→ **Dataset records**
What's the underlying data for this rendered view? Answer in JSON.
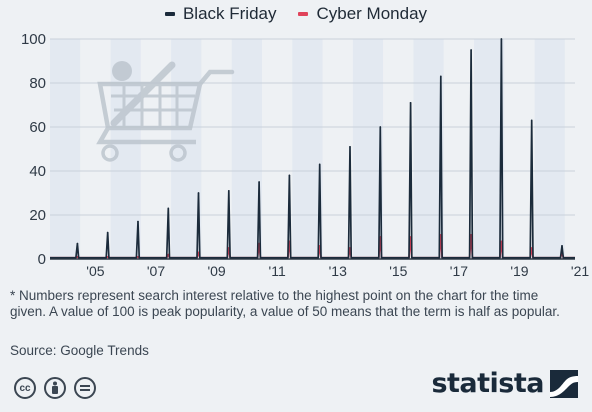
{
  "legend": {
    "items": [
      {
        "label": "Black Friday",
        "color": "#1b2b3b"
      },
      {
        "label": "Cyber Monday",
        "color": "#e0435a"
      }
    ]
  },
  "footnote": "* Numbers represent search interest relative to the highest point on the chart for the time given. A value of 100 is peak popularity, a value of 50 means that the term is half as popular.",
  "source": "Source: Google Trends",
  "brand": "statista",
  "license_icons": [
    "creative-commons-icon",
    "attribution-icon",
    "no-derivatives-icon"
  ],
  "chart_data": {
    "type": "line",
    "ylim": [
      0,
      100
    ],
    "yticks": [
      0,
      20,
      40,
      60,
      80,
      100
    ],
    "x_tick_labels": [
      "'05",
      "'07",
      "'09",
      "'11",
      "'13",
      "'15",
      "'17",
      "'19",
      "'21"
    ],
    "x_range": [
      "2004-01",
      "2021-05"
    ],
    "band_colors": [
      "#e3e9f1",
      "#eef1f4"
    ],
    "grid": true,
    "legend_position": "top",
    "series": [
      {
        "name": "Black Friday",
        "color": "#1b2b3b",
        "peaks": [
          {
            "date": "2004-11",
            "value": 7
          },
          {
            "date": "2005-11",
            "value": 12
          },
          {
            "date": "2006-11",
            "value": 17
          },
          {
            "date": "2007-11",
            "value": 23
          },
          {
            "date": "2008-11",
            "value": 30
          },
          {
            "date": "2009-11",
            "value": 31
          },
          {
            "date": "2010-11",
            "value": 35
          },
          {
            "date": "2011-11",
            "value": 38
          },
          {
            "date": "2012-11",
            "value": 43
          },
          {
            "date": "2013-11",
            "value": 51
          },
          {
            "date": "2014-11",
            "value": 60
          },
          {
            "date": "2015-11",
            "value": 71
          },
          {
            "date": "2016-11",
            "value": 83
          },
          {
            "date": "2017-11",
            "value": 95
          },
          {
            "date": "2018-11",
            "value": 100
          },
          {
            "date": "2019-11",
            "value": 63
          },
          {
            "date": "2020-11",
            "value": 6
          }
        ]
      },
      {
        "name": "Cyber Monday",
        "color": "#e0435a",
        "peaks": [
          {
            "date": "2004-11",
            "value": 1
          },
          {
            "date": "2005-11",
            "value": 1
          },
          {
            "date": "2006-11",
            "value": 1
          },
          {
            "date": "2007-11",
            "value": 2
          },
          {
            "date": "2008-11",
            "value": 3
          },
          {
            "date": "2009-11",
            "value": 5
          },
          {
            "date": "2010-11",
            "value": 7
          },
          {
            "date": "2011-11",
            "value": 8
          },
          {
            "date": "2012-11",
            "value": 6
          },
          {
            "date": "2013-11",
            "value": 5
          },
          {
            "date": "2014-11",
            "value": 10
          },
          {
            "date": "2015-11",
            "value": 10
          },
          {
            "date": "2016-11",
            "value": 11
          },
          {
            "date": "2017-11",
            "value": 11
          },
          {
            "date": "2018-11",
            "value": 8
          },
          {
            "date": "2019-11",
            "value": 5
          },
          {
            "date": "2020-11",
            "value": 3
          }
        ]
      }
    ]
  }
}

→ **Given request**
Reproduce each line of the records exactly, and omit every picture.

→ **Solution to this exercise**
What's the underlying data for this rendered view? Answer in JSON.
{
  "legend": {
    "items": [
      {
        "label": "Black Friday",
        "color": "#1b2b3b"
      },
      {
        "label": "Cyber Monday",
        "color": "#e0435a"
      }
    ]
  },
  "footnote": "* Numbers represent search interest relative to the highest point on the chart for the time given. A value of 100 is peak popularity, a value of 50 means that the term is half as popular.",
  "source": "Source: Google Trends",
  "brand": "statista",
  "license_icons": [
    "creative-commons-icon",
    "attribution-icon",
    "no-derivatives-icon"
  ],
  "chart_data": {
    "type": "line",
    "ylim": [
      0,
      100
    ],
    "yticks": [
      0,
      20,
      40,
      60,
      80,
      100
    ],
    "x_tick_labels": [
      "'05",
      "'07",
      "'09",
      "'11",
      "'13",
      "'15",
      "'17",
      "'19",
      "'21"
    ],
    "x_range": [
      "2004-01",
      "2021-05"
    ],
    "band_colors": [
      "#e3e9f1",
      "#eef1f4"
    ],
    "grid": true,
    "legend_position": "top",
    "series": [
      {
        "name": "Black Friday",
        "color": "#1b2b3b",
        "peaks": [
          {
            "date": "2004-11",
            "value": 7
          },
          {
            "date": "2005-11",
            "value": 12
          },
          {
            "date": "2006-11",
            "value": 17
          },
          {
            "date": "2007-11",
            "value": 23
          },
          {
            "date": "2008-11",
            "value": 30
          },
          {
            "date": "2009-11",
            "value": 31
          },
          {
            "date": "2010-11",
            "value": 35
          },
          {
            "date": "2011-11",
            "value": 38
          },
          {
            "date": "2012-11",
            "value": 43
          },
          {
            "date": "2013-11",
            "value": 51
          },
          {
            "date": "2014-11",
            "value": 60
          },
          {
            "date": "2015-11",
            "value": 71
          },
          {
            "date": "2016-11",
            "value": 83
          },
          {
            "date": "2017-11",
            "value": 95
          },
          {
            "date": "2018-11",
            "value": 100
          },
          {
            "date": "2019-11",
            "value": 63
          },
          {
            "date": "2020-11",
            "value": 6
          }
        ]
      },
      {
        "name": "Cyber Monday",
        "color": "#e0435a",
        "peaks": [
          {
            "date": "2004-11",
            "value": 1
          },
          {
            "date": "2005-11",
            "value": 1
          },
          {
            "date": "2006-11",
            "value": 1
          },
          {
            "date": "2007-11",
            "value": 2
          },
          {
            "date": "2008-11",
            "value": 3
          },
          {
            "date": "2009-11",
            "value": 5
          },
          {
            "date": "2010-11",
            "value": 7
          },
          {
            "date": "2011-11",
            "value": 8
          },
          {
            "date": "2012-11",
            "value": 6
          },
          {
            "date": "2013-11",
            "value": 5
          },
          {
            "date": "2014-11",
            "value": 10
          },
          {
            "date": "2015-11",
            "value": 10
          },
          {
            "date": "2016-11",
            "value": 11
          },
          {
            "date": "2017-11",
            "value": 11
          },
          {
            "date": "2018-11",
            "value": 8
          },
          {
            "date": "2019-11",
            "value": 5
          },
          {
            "date": "2020-11",
            "value": 3
          }
        ]
      }
    ]
  }
}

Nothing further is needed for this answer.